Produce an exact copy of all the data below, dropping every image.

** START OF DATA SECTION **

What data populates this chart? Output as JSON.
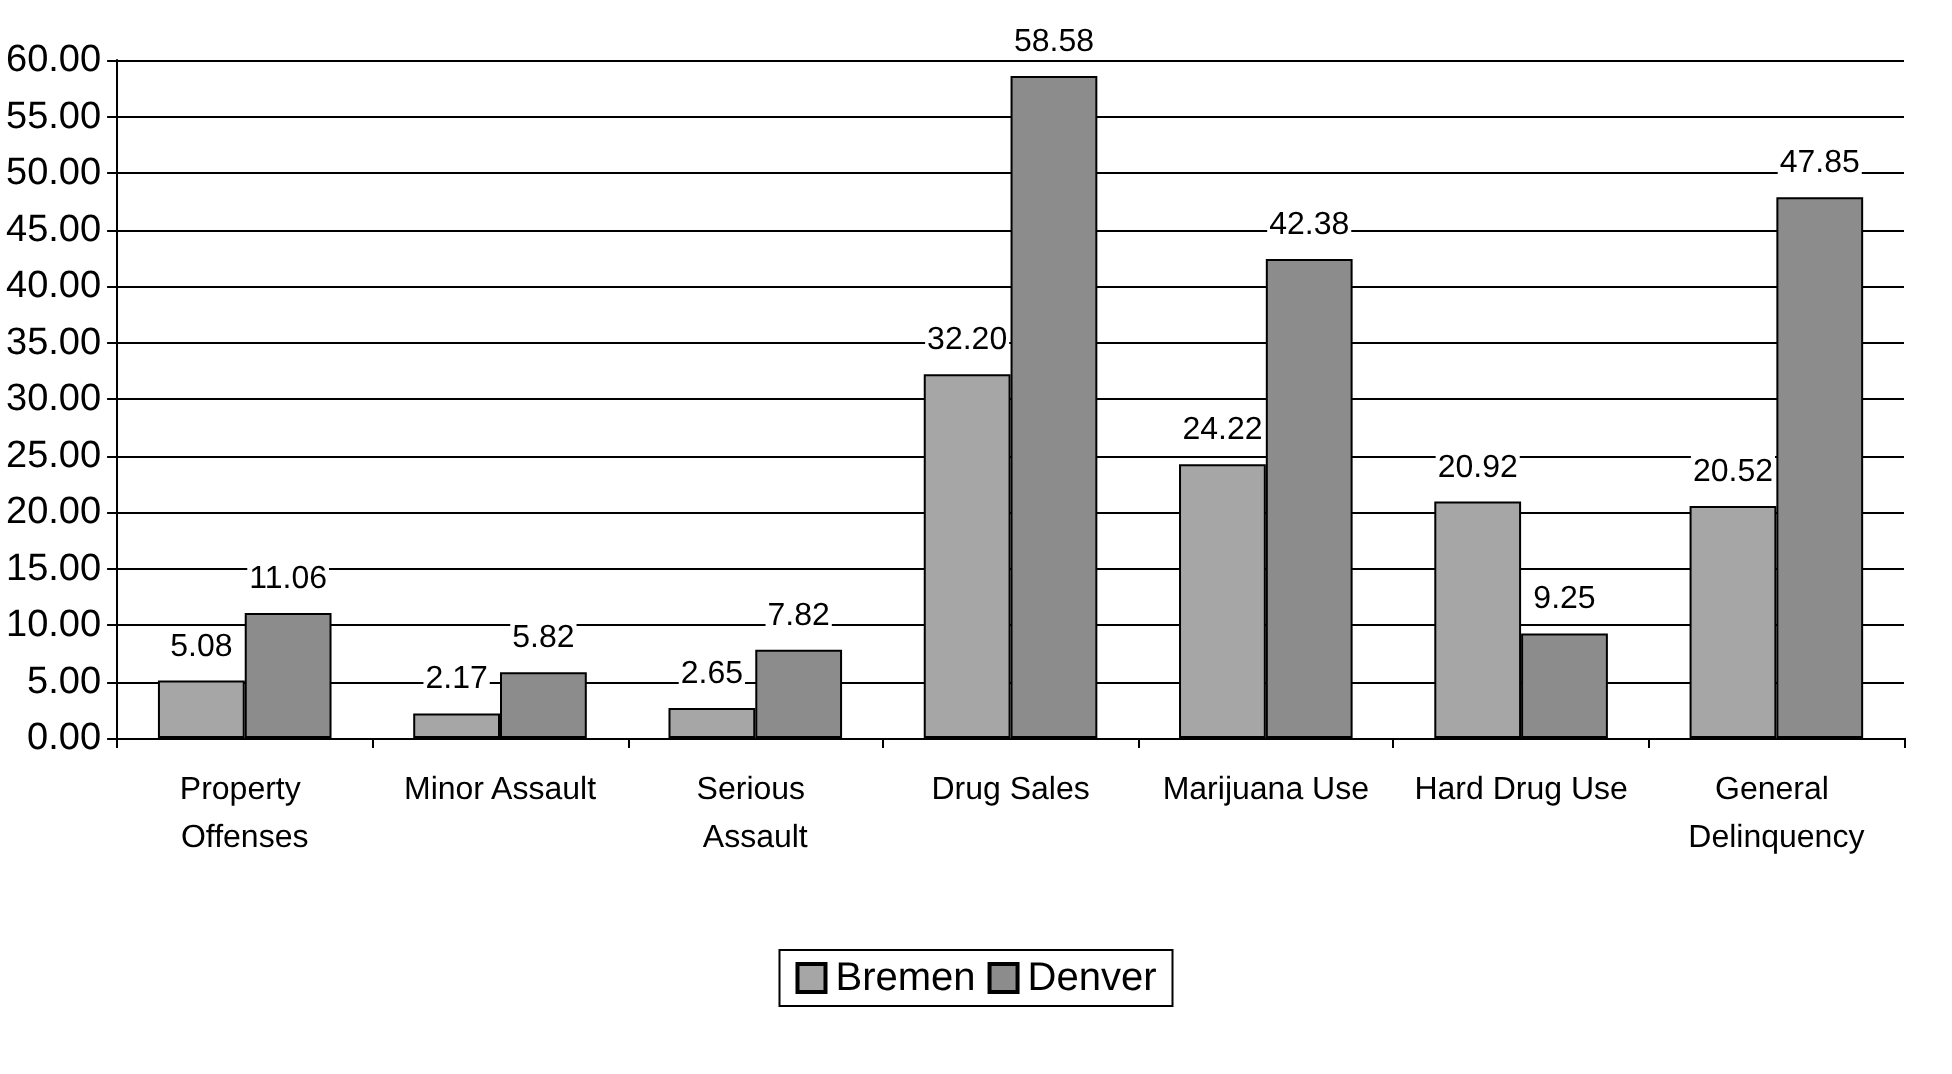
{
  "chart_data": {
    "type": "bar",
    "categories": [
      "Property Offenses",
      "Minor Assault",
      "Serious Assault",
      "Drug Sales",
      "Marijuana Use",
      "Hard Drug Use",
      "General Delinquency"
    ],
    "series": [
      {
        "name": "Bremen",
        "color": "#a6a6a6",
        "values": [
          5.08,
          2.17,
          2.65,
          32.2,
          24.22,
          20.92,
          20.52
        ],
        "value_labels": [
          "5.08",
          "2.17",
          "2.65",
          "32.20",
          "24.22",
          "20.92",
          "20.52"
        ]
      },
      {
        "name": "Denver",
        "color": "#8c8c8c",
        "values": [
          11.06,
          5.82,
          7.82,
          58.58,
          42.38,
          9.25,
          47.85
        ],
        "value_labels": [
          "11.06",
          "5.82",
          "7.82",
          "58.58",
          "42.38",
          "9.25",
          "47.85"
        ]
      }
    ],
    "ylim": [
      0,
      60
    ],
    "yticks": [
      {
        "value": 0,
        "label": "0.00"
      },
      {
        "value": 5,
        "label": "5.00"
      },
      {
        "value": 10,
        "label": "10.00"
      },
      {
        "value": 15,
        "label": "15.00"
      },
      {
        "value": 20,
        "label": "20.00"
      },
      {
        "value": 25,
        "label": "25.00"
      },
      {
        "value": 30,
        "label": "30.00"
      },
      {
        "value": 35,
        "label": "35.00"
      },
      {
        "value": 40,
        "label": "40.00"
      },
      {
        "value": 45,
        "label": "45.00"
      },
      {
        "value": 50,
        "label": "50.00"
      },
      {
        "value": 55,
        "label": "55.00"
      },
      {
        "value": 60,
        "label": "60.00"
      }
    ],
    "grid": "y",
    "legend": "bottom",
    "data_labels": true
  }
}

** END OF DATA SECTION **

▶ [RESULT]
What data populates this chart? Output as JSON.
{
  "chart_data": {
    "type": "bar",
    "categories": [
      "Property Offenses",
      "Minor Assault",
      "Serious Assault",
      "Drug Sales",
      "Marijuana Use",
      "Hard Drug Use",
      "General Delinquency"
    ],
    "series": [
      {
        "name": "Bremen",
        "color": "#a6a6a6",
        "values": [
          5.08,
          2.17,
          2.65,
          32.2,
          24.22,
          20.92,
          20.52
        ],
        "value_labels": [
          "5.08",
          "2.17",
          "2.65",
          "32.20",
          "24.22",
          "20.92",
          "20.52"
        ]
      },
      {
        "name": "Denver",
        "color": "#8c8c8c",
        "values": [
          11.06,
          5.82,
          7.82,
          58.58,
          42.38,
          9.25,
          47.85
        ],
        "value_labels": [
          "11.06",
          "5.82",
          "7.82",
          "58.58",
          "42.38",
          "9.25",
          "47.85"
        ]
      }
    ],
    "ylim": [
      0,
      60
    ],
    "yticks": [
      {
        "value": 0,
        "label": "0.00"
      },
      {
        "value": 5,
        "label": "5.00"
      },
      {
        "value": 10,
        "label": "10.00"
      },
      {
        "value": 15,
        "label": "15.00"
      },
      {
        "value": 20,
        "label": "20.00"
      },
      {
        "value": 25,
        "label": "25.00"
      },
      {
        "value": 30,
        "label": "30.00"
      },
      {
        "value": 35,
        "label": "35.00"
      },
      {
        "value": 40,
        "label": "40.00"
      },
      {
        "value": 45,
        "label": "45.00"
      },
      {
        "value": 50,
        "label": "50.00"
      },
      {
        "value": 55,
        "label": "55.00"
      },
      {
        "value": 60,
        "label": "60.00"
      }
    ],
    "grid": "y",
    "legend": "bottom",
    "data_labels": true
  }
}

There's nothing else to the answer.